[Data rows]

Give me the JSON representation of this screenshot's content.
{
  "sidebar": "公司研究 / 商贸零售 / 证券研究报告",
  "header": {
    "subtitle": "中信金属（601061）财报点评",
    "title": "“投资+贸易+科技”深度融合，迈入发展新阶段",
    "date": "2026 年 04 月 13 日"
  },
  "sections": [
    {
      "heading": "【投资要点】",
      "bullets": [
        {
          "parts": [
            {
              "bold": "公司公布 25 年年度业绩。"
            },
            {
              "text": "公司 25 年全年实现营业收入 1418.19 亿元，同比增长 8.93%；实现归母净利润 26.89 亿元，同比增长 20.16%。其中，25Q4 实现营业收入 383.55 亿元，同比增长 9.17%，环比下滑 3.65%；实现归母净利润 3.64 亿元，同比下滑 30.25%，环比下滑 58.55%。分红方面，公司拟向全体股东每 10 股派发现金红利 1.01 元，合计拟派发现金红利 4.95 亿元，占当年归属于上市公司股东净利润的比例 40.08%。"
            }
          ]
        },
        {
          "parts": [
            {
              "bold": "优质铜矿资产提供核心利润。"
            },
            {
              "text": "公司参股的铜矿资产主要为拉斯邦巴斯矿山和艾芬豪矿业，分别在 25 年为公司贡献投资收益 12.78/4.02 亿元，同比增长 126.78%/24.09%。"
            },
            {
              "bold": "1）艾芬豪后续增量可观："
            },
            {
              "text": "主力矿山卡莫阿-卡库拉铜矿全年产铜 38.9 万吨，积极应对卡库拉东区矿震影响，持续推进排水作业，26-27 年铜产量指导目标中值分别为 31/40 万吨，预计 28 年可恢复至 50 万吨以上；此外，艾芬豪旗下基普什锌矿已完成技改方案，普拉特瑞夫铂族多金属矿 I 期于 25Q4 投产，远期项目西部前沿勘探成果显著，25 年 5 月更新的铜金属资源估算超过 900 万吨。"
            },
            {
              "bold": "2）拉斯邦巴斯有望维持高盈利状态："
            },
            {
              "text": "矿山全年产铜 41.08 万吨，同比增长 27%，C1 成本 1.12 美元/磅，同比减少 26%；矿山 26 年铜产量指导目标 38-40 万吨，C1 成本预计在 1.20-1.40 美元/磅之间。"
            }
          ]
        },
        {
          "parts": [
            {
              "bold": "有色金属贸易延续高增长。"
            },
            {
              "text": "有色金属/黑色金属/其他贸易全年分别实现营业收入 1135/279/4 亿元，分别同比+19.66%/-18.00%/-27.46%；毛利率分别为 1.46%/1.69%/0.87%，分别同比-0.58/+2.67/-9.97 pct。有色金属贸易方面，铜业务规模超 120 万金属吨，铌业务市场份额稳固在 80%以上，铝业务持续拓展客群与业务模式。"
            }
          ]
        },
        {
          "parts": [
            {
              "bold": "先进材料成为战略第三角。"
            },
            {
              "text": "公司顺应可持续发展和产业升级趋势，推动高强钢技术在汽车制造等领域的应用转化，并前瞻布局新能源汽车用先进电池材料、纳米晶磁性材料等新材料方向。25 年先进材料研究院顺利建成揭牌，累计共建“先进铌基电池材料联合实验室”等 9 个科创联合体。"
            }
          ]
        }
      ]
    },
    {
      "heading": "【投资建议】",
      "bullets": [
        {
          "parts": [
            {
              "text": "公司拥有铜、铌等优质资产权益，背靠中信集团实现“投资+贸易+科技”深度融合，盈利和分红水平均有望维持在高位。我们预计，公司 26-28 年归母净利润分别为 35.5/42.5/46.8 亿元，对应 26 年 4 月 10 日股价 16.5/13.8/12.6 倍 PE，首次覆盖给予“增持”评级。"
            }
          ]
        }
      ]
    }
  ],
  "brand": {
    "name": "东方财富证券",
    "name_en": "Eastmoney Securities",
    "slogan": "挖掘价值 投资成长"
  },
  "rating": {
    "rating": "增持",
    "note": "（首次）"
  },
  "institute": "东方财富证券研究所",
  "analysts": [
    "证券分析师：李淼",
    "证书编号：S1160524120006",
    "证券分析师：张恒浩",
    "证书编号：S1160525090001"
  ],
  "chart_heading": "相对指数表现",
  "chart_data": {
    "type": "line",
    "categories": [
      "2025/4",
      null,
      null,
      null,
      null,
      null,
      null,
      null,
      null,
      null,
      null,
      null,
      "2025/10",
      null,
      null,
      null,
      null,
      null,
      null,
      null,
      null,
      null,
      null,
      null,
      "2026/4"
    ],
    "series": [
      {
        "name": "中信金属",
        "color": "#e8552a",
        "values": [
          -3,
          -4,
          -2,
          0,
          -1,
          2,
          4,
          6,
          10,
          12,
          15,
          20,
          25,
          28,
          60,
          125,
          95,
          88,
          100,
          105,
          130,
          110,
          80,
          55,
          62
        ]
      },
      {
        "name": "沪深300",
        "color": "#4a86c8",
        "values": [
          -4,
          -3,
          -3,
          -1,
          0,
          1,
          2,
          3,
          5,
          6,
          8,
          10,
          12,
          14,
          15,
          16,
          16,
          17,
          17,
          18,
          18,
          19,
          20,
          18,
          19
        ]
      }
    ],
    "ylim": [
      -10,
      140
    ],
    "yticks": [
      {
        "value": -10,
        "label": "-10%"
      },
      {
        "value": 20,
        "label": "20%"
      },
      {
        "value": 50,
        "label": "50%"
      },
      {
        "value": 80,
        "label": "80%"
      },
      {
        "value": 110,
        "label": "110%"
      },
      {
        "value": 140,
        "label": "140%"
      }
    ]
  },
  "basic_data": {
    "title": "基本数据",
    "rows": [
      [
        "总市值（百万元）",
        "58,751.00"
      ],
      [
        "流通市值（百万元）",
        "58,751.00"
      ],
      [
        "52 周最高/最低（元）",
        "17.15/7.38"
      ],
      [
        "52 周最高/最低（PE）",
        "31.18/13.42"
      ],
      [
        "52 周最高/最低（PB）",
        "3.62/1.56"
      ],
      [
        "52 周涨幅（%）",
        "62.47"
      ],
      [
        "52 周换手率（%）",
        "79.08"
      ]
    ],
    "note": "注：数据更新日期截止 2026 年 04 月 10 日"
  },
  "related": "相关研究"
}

[Description of the task] Pick out the lines that have the word "note". Copy them all.

[Solution]
    "note": "（首次）"
    "note": "注：数据更新日期截止 2026 年 04 月 10 日"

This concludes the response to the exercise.